* Short problem
Report, as a bare number, how many lines contain the string "playing".

-- START --

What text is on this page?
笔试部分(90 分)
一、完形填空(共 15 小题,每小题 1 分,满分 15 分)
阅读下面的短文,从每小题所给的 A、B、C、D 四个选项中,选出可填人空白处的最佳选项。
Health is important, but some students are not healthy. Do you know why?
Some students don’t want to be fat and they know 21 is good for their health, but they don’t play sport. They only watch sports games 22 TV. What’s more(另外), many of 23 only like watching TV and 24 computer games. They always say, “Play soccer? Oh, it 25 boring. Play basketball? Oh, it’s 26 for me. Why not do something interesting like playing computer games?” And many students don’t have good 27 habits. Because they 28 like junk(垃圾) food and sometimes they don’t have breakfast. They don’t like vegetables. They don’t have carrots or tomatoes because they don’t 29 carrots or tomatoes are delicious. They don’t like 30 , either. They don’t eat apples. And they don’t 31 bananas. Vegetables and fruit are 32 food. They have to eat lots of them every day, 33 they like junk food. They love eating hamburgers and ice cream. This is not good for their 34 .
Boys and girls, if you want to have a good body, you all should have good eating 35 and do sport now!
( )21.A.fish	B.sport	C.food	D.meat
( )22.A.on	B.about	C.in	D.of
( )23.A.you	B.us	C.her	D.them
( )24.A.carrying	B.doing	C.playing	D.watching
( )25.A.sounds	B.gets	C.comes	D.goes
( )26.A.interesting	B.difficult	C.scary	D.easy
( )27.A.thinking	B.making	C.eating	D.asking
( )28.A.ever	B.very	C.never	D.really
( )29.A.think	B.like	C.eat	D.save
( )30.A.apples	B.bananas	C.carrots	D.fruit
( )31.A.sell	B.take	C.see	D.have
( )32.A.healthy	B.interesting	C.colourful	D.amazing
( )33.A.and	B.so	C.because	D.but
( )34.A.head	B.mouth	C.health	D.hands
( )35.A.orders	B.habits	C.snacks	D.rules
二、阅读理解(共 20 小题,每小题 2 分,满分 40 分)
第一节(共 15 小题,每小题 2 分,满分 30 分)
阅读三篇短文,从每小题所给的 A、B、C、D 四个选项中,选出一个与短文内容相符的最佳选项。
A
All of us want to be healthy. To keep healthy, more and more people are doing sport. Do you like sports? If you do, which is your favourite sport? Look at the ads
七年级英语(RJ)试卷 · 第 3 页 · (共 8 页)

-- END --

* Task answer
2